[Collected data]

•••••

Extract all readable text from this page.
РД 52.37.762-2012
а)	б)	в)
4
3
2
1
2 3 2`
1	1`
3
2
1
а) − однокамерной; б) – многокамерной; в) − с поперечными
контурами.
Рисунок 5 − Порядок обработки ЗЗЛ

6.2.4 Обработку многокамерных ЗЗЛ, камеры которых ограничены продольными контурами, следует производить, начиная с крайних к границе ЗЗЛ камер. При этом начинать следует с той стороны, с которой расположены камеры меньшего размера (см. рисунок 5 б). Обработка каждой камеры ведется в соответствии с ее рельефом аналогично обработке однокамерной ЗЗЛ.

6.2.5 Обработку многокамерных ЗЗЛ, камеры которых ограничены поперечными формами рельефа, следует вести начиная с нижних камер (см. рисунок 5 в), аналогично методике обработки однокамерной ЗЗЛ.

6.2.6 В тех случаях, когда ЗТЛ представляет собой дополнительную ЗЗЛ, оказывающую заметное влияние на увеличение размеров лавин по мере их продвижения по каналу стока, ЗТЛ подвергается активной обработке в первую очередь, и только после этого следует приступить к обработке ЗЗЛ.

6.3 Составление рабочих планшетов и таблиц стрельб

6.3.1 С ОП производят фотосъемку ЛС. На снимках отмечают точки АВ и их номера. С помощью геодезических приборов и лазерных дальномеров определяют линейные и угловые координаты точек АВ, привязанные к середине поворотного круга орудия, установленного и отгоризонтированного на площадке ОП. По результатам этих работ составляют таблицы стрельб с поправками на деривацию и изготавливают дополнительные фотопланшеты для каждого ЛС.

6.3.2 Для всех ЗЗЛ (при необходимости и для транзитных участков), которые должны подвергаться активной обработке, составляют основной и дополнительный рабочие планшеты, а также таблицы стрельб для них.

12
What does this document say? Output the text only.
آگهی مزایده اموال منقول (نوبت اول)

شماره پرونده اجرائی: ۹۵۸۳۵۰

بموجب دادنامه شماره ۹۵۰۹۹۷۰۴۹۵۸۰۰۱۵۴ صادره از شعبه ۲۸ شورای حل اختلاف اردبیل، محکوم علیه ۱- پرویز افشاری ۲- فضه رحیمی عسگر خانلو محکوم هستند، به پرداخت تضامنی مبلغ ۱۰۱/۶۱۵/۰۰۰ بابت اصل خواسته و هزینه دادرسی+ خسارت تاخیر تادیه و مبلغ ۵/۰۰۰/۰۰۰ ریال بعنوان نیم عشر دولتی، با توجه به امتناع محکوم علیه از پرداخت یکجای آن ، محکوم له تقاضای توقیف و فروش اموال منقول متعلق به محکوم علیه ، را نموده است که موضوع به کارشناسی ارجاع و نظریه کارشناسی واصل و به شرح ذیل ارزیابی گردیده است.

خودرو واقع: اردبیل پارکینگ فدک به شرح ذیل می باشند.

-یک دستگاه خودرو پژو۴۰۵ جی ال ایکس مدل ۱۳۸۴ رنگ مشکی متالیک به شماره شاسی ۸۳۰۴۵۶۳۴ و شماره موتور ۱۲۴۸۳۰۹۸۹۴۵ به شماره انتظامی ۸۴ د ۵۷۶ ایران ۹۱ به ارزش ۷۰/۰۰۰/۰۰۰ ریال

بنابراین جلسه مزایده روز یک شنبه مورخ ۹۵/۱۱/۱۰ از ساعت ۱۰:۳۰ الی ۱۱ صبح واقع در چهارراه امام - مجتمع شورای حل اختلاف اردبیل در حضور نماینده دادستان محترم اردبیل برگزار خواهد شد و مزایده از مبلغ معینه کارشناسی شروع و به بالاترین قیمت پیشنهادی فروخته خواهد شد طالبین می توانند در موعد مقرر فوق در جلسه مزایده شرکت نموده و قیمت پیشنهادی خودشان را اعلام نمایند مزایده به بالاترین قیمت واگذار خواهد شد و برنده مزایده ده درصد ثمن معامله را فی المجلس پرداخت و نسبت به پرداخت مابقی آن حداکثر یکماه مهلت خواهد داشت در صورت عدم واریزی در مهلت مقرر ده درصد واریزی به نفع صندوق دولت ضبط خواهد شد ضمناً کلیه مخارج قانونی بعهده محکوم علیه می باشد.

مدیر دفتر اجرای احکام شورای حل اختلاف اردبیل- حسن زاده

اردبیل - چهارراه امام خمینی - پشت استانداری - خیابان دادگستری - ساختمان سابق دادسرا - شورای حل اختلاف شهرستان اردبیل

•••••

» WRITTEN PROBLEM:
Copy out all lines where the word "اموال" appears.

» REPLY:
آگهی مزایده اموال منقول (نوبت اول)
بموجب دادنامه شماره ۹۵۰۹۹۷۰۴۹۵۸۰۰۱۵۴ صادره از شعبه ۲۸ شورای حل اختلاف اردبیل، محکوم علیه ۱- پرویز افشاری ۲- فضه رحیمی عسگر خانلو محکوم هستند، به پرداخت تضامنی مبلغ ۱۰۱/۶۱۵/۰۰۰ بابت اصل خواسته و هزینه دادرسی+ خسارت تاخیر تادیه و مبلغ ۵/۰۰۰/۰۰۰ ریال بعنوان نیم عشر دولتی، با توجه به امتناع محکوم علیه از پرداخت یکجای آن ، محکوم له تقاضای توقیف و فروش اموال منقول متعلق به محکوم علیه ، را نموده است که موضوع به کارشناسی ارجاع و نظریه کارشناسی واصل و به شرح ذیل ارزیابی گردیده است.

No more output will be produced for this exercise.